■ Task brief ■
Your task is to transcribe the data in full.

■ Dataset records ■
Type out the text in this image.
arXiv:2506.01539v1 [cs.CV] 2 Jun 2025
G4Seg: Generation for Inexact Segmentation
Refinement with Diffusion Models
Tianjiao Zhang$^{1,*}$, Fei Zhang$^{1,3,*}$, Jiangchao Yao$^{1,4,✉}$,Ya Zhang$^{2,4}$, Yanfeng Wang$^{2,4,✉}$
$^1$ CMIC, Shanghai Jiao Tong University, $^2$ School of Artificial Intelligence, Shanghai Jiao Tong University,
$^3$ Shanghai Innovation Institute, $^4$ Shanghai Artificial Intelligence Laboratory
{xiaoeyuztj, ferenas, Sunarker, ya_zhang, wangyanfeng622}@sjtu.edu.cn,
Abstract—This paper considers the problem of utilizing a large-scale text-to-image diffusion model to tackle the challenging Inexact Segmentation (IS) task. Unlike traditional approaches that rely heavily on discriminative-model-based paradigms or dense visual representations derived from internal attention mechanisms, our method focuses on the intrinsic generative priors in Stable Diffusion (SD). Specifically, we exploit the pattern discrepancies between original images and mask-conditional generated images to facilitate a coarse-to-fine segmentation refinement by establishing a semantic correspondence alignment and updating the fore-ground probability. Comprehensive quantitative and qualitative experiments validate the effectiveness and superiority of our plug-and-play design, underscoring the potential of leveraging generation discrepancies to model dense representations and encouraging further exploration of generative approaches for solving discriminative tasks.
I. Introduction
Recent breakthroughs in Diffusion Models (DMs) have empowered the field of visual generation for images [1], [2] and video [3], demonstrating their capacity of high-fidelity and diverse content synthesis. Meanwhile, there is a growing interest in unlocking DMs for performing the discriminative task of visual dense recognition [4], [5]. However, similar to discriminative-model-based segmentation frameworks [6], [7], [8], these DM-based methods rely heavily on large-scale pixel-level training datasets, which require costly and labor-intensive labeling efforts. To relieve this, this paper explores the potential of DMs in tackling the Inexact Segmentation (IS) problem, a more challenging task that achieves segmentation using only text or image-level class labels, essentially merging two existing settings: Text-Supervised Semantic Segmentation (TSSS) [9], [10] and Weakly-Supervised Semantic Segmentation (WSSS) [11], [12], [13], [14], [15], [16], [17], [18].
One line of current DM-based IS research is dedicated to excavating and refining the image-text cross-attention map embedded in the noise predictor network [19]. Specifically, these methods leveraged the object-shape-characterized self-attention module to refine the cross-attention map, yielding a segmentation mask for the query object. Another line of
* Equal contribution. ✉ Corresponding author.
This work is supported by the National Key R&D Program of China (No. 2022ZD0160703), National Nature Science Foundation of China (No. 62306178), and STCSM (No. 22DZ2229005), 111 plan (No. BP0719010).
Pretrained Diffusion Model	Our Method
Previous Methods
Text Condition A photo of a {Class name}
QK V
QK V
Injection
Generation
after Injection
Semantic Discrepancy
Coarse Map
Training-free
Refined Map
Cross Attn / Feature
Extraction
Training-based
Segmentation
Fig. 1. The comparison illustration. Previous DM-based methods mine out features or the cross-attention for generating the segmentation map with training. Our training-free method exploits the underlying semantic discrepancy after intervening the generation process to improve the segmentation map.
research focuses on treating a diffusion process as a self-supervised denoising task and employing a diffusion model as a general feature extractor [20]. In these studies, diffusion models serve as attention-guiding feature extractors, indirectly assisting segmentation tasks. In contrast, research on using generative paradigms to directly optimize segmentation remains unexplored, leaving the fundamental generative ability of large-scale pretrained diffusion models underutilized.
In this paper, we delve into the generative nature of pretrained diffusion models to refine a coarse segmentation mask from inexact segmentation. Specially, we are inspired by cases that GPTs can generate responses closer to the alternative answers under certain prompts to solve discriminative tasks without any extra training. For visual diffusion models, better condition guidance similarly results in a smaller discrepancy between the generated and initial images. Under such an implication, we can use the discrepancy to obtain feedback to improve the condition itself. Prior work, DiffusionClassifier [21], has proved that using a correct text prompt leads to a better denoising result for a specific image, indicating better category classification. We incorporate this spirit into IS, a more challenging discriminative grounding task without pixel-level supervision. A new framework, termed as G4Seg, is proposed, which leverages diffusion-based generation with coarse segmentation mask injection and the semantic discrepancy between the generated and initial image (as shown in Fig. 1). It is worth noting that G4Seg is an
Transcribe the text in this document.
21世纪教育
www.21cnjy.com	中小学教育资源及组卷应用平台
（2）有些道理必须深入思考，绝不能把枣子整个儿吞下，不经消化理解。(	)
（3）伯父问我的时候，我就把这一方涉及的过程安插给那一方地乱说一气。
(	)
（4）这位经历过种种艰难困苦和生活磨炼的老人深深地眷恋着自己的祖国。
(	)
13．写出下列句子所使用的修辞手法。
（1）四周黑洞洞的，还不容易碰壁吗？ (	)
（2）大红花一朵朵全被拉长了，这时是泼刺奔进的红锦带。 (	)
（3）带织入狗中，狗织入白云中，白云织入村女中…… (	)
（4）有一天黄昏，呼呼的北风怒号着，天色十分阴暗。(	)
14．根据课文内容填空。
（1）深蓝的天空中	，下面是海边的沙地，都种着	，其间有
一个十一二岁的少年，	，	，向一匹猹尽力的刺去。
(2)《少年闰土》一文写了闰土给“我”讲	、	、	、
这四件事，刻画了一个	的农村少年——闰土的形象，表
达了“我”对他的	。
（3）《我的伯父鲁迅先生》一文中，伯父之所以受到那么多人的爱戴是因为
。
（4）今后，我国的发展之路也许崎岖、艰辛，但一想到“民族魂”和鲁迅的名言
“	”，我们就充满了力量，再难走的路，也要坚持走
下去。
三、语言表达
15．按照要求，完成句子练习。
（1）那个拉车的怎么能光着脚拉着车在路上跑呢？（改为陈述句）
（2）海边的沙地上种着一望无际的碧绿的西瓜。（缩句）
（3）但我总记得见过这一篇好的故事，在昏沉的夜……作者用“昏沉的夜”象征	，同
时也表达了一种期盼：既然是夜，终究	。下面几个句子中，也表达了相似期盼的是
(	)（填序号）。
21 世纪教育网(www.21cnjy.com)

■ Worked solution ■
Type out the text in this image.
arXiv:2506.01539v1 [cs.CV] 2 Jun 2025
G4Seg: Generation for Inexact Segmentation
Refinement with Diffusion Models
Tianjiao Zhang$^{1,*}$, Fei Zhang$^{1,3,*}$, Jiangchao Yao$^{1,4,✉}$,Ya Zhang$^{2,4}$, Yanfeng Wang$^{2,4,✉}$
$^1$ CMIC, Shanghai Jiao Tong University, $^2$ School of Artificial Intelligence, Shanghai Jiao Tong University,
$^3$ Shanghai Innovation Institute, $^4$ Shanghai Artificial Intelligence Laboratory
{xiaoeyuztj, ferenas, Sunarker, ya_zhang, wangyanfeng622}@sjtu.edu.cn,
Abstract—This paper considers the problem of utilizing a large-scale text-to-image diffusion model to tackle the challenging Inexact Segmentation (IS) task. Unlike traditional approaches that rely heavily on discriminative-model-based paradigms or dense visual representations derived from internal attention mechanisms, our method focuses on the intrinsic generative priors in Stable Diffusion (SD). Specifically, we exploit the pattern discrepancies between original images and mask-conditional generated images to facilitate a coarse-to-fine segmentation refinement by establishing a semantic correspondence alignment and updating the fore-ground probability. Comprehensive quantitative and qualitative experiments validate the effectiveness and superiority of our plug-and-play design, underscoring the potential of leveraging generation discrepancies to model dense representations and encouraging further exploration of generative approaches for solving discriminative tasks.
I. Introduction
Recent breakthroughs in Diffusion Models (DMs) have empowered the field of visual generation for images [1], [2] and video [3], demonstrating their capacity of high-fidelity and diverse content synthesis. Meanwhile, there is a growing interest in unlocking DMs for performing the discriminative task of visual dense recognition [4], [5]. However, similar to discriminative-model-based segmentation frameworks [6], [7], [8], these DM-based methods rely heavily on large-scale pixel-level training datasets, which require costly and labor-intensive labeling efforts. To relieve this, this paper explores the potential of DMs in tackling the Inexact Segmentation (IS) problem, a more challenging task that achieves segmentation using only text or image-level class labels, essentially merging two existing settings: Text-Supervised Semantic Segmentation (TSSS) [9], [10] and Weakly-Supervised Semantic Segmentation (WSSS) [11], [12], [13], [14], [15], [16], [17], [18].
One line of current DM-based IS research is dedicated to excavating and refining the image-text cross-attention map embedded in the noise predictor network [19]. Specifically, these methods leveraged the object-shape-characterized self-attention module to refine the cross-attention map, yielding a segmentation mask for the query object. Another line of
* Equal contribution. ✉ Corresponding author.
This work is supported by the National Key R&D Program of China (No. 2022ZD0160703), National Nature Science Foundation of China (No. 62306178), and STCSM (No. 22DZ2229005), 111 plan (No. BP0719010).
Pretrained Diffusion Model	Our Method
Previous Methods
Text Condition A photo of a {Class name}
QK V
QK V
Injection
Generation
after Injection
Semantic Discrepancy
Coarse Map
Training-free
Refined Map
Cross Attn / Feature
Extraction
Training-based
Segmentation
Fig. 1. The comparison illustration. Previous DM-based methods mine out features or the cross-attention for generating the segmentation map with training. Our training-free method exploits the underlying semantic discrepancy after intervening the generation process to improve the segmentation map.
research focuses on treating a diffusion process as a self-supervised denoising task and employing a diffusion model as a general feature extractor [20]. In these studies, diffusion models serve as attention-guiding feature extractors, indirectly assisting segmentation tasks. In contrast, research on using generative paradigms to directly optimize segmentation remains unexplored, leaving the fundamental generative ability of large-scale pretrained diffusion models underutilized.
In this paper, we delve into the generative nature of pretrained diffusion models to refine a coarse segmentation mask from inexact segmentation. Specially, we are inspired by cases that GPTs can generate responses closer to the alternative answers under certain prompts to solve discriminative tasks without any extra training. For visual diffusion models, better condition guidance similarly results in a smaller discrepancy between the generated and initial images. Under such an implication, we can use the discrepancy to obtain feedback to improve the condition itself. Prior work, DiffusionClassifier [21], has proved that using a correct text prompt leads to a better denoising result for a specific image, indicating better category classification. We incorporate this spirit into IS, a more challenging discriminative grounding task without pixel-level supervision. A new framework, termed as G4Seg, is proposed, which leverages diffusion-based generation with coarse segmentation mask injection and the semantic discrepancy between the generated and initial image (as shown in Fig. 1). It is worth noting that G4Seg is an
Transcribe the text in this document.
21世纪教育
www.21cnjy.com	中小学教育资源及组卷应用平台
（2）有些道理必须深入思考，绝不能把枣子整个儿吞下，不经消化理解。(	)
（3）伯父问我的时候，我就把这一方涉及的过程安插给那一方地乱说一气。
(	)
（4）这位经历过种种艰难困苦和生活磨炼的老人深深地眷恋着自己的祖国。
(	)
13．写出下列句子所使用的修辞手法。
（1）四周黑洞洞的，还不容易碰壁吗？ (	)
（2）大红花一朵朵全被拉长了，这时是泼刺奔进的红锦带。 (	)
（3）带织入狗中，狗织入白云中，白云织入村女中…… (	)
（4）有一天黄昏，呼呼的北风怒号着，天色十分阴暗。(	)
14．根据课文内容填空。
（1）深蓝的天空中	，下面是海边的沙地，都种着	，其间有
一个十一二岁的少年，	，	，向一匹猹尽力的刺去。
(2)《少年闰土》一文写了闰土给“我”讲	、	、	、
这四件事，刻画了一个	的农村少年——闰土的形象，表
达了“我”对他的	。
（3）《我的伯父鲁迅先生》一文中，伯父之所以受到那么多人的爱戴是因为
。
（4）今后，我国的发展之路也许崎岖、艰辛，但一想到“民族魂”和鲁迅的名言
“	”，我们就充满了力量，再难走的路，也要坚持走
下去。
三、语言表达
15．按照要求，完成句子练习。
（1）那个拉车的怎么能光着脚拉着车在路上跑呢？（改为陈述句）
（2）海边的沙地上种着一望无际的碧绿的西瓜。（缩句）
（3）但我总记得见过这一篇好的故事，在昏沉的夜……作者用“昏沉的夜”象征	，同
时也表达了一种期盼：既然是夜，终究	。下面几个句子中，也表达了相似期盼的是
(	)（填序号）。
21 世纪教育网(www.21cnjy.com)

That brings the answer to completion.